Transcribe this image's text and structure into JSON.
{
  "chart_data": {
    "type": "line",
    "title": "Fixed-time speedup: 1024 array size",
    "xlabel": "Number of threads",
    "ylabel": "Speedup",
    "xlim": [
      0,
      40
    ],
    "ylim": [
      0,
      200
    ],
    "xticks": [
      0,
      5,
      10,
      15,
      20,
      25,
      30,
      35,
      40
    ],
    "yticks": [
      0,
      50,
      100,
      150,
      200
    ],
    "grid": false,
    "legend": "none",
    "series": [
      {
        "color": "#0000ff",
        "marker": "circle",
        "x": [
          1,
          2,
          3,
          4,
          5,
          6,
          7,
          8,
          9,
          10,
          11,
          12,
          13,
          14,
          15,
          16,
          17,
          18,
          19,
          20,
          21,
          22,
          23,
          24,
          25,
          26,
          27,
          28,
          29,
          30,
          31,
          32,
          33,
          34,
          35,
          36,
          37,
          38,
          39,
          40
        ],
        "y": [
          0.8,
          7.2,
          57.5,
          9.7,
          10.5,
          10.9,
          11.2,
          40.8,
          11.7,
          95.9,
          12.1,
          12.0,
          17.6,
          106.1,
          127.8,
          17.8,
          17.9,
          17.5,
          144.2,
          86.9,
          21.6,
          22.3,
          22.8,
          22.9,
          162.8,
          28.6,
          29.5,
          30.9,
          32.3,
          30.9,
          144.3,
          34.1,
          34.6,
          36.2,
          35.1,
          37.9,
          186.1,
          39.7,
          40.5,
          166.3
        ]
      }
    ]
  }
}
+--
■ PROBLEM:
Everything in the listing above should be restated exactly.

■ ANSWER TO THIS TASK:
Transcribe this image's text and structure into JSON.
{
  "chart_data": {
    "type": "line",
    "title": "Fixed-time speedup: 1024 array size",
    "xlabel": "Number of threads",
    "ylabel": "Speedup",
    "xlim": [
      0,
      40
    ],
    "ylim": [
      0,
      200
    ],
    "xticks": [
      0,
      5,
      10,
      15,
      20,
      25,
      30,
      35,
      40
    ],
    "yticks": [
      0,
      50,
      100,
      150,
      200
    ],
    "grid": false,
    "legend": "none",
    "series": [
      {
        "color": "#0000ff",
        "marker": "circle",
        "x": [
          1,
          2,
          3,
          4,
          5,
          6,
          7,
          8,
          9,
          10,
          11,
          12,
          13,
          14,
          15,
          16,
          17,
          18,
          19,
          20,
          21,
          22,
          23,
          24,
          25,
          26,
          27,
          28,
          29,
          30,
          31,
          32,
          33,
          34,
          35,
          36,
          37,
          38,
          39,
          40
        ],
        "y": [
          0.8,
          7.2,
          57.5,
          9.7,
          10.5,
          10.9,
          11.2,
          40.8,
          11.7,
          95.9,
          12.1,
          12.0,
          17.6,
          106.1,
          127.8,
          17.8,
          17.9,
          17.5,
          144.2,
          86.9,
          21.6,
          22.3,
          22.8,
          22.9,
          162.8,
          28.6,
          29.5,
          30.9,
          32.3,
          30.9,
          144.3,
          34.1,
          34.6,
          36.2,
          35.1,
          37.9,
          186.1,
          39.7,
          40.5,
          166.3
        ]
      }
    ]
  }
}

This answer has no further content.